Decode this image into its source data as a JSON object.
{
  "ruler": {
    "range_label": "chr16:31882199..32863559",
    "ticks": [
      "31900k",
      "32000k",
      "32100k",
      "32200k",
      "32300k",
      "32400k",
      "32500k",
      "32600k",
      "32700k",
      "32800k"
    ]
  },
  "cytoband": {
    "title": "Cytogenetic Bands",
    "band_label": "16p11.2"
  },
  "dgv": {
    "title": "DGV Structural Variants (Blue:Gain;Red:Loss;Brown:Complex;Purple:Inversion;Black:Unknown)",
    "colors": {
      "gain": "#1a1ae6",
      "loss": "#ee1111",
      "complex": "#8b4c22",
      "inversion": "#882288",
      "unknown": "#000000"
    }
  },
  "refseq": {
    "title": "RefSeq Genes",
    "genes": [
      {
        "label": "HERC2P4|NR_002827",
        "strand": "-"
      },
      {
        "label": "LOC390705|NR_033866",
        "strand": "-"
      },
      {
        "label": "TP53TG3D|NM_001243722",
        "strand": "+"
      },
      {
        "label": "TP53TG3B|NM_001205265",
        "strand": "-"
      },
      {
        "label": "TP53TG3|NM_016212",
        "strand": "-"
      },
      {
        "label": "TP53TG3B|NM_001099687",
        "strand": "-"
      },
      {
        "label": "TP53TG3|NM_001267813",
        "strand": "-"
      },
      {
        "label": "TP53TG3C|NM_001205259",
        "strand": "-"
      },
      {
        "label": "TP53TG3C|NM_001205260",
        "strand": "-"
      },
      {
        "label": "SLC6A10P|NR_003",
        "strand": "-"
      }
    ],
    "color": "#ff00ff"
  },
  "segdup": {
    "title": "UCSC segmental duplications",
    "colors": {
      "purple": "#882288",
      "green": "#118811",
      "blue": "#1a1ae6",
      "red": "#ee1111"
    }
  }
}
==
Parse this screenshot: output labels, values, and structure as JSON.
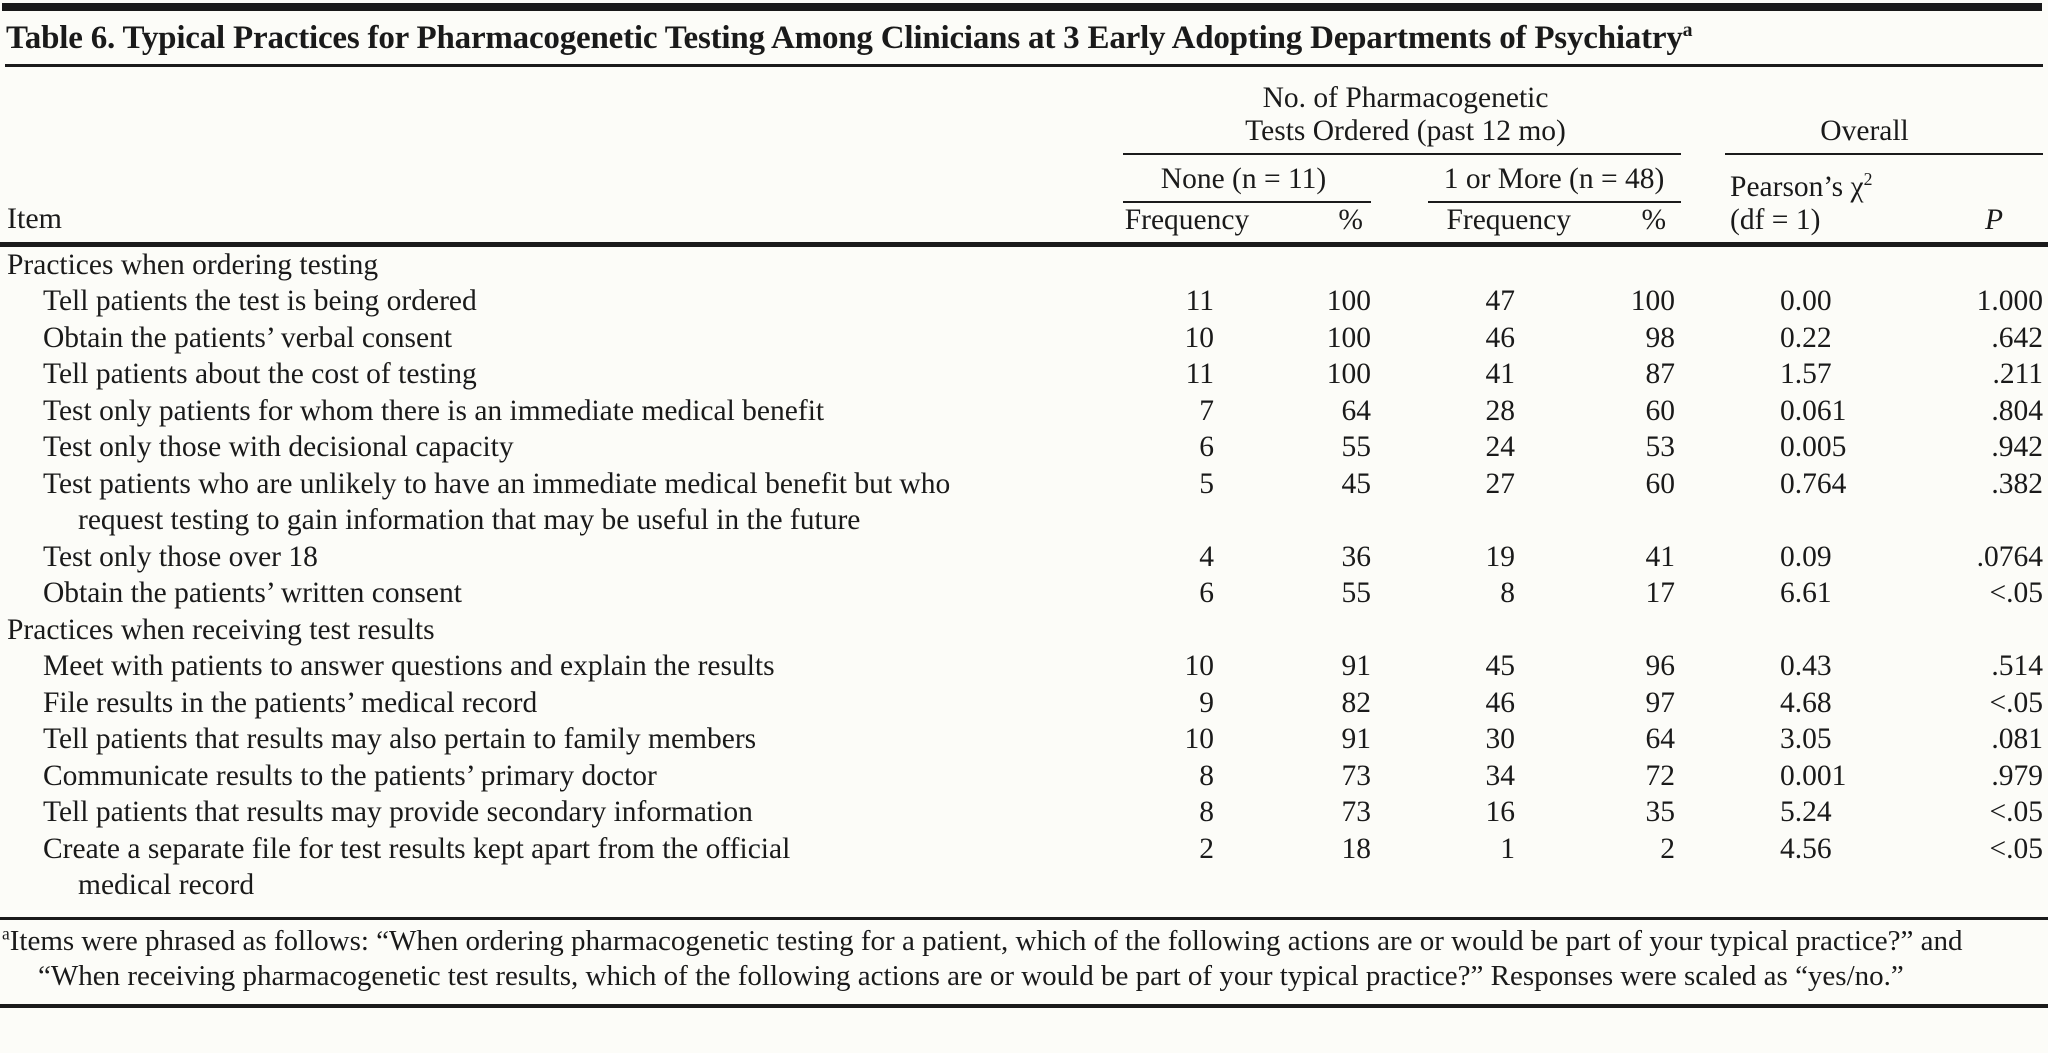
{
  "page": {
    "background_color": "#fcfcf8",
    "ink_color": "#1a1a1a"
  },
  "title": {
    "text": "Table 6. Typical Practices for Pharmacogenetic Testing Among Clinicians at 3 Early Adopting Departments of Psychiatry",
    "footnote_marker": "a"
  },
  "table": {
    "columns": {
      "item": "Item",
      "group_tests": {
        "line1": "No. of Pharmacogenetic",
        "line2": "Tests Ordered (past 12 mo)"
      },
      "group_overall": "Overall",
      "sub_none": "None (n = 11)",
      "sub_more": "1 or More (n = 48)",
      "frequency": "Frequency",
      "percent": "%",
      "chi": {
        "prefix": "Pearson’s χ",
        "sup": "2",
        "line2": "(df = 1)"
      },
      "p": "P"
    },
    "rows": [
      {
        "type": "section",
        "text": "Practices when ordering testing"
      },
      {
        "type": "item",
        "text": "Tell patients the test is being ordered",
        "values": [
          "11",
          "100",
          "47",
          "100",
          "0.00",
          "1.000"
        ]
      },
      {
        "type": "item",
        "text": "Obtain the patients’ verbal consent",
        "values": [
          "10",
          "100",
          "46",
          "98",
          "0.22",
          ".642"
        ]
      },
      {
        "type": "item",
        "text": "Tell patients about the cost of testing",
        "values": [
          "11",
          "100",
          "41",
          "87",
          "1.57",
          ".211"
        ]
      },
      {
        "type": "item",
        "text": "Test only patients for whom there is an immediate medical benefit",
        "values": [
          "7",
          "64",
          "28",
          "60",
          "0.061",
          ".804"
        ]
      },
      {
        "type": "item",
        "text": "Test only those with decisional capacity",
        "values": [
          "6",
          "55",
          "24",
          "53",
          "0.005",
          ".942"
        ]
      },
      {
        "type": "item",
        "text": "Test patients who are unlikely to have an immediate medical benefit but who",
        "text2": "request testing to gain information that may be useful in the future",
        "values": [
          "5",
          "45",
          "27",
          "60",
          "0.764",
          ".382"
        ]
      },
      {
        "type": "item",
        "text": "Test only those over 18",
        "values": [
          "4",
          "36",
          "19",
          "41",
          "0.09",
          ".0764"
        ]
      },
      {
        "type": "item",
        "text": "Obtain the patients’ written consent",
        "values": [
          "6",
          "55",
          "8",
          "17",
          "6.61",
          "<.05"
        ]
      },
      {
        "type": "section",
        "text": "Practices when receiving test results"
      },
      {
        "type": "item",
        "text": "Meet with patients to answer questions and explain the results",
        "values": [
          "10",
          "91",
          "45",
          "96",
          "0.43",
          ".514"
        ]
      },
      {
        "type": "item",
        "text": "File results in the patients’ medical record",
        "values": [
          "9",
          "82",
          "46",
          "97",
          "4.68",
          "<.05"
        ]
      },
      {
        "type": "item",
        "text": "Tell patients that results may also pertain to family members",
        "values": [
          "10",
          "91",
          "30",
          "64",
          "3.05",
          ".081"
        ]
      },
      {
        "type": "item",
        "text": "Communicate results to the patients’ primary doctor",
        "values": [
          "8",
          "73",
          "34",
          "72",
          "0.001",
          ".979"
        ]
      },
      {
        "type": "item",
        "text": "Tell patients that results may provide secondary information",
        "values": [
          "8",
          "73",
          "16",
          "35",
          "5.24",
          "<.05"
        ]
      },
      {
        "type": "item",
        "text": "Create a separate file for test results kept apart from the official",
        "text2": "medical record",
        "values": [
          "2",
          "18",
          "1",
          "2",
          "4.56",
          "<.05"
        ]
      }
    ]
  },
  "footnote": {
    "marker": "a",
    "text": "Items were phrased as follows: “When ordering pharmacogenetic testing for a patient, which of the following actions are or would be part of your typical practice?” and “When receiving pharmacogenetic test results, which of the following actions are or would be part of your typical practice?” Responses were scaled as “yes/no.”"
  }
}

__How to complete this task__. In the records above, find each line holding "that" and copy it.

__Result__.
        "text2": "request testing to gain information that may be useful in the future",
        "text": "Tell patients that results may also pertain to family members",
        "text": "Tell patients that results may provide secondary information",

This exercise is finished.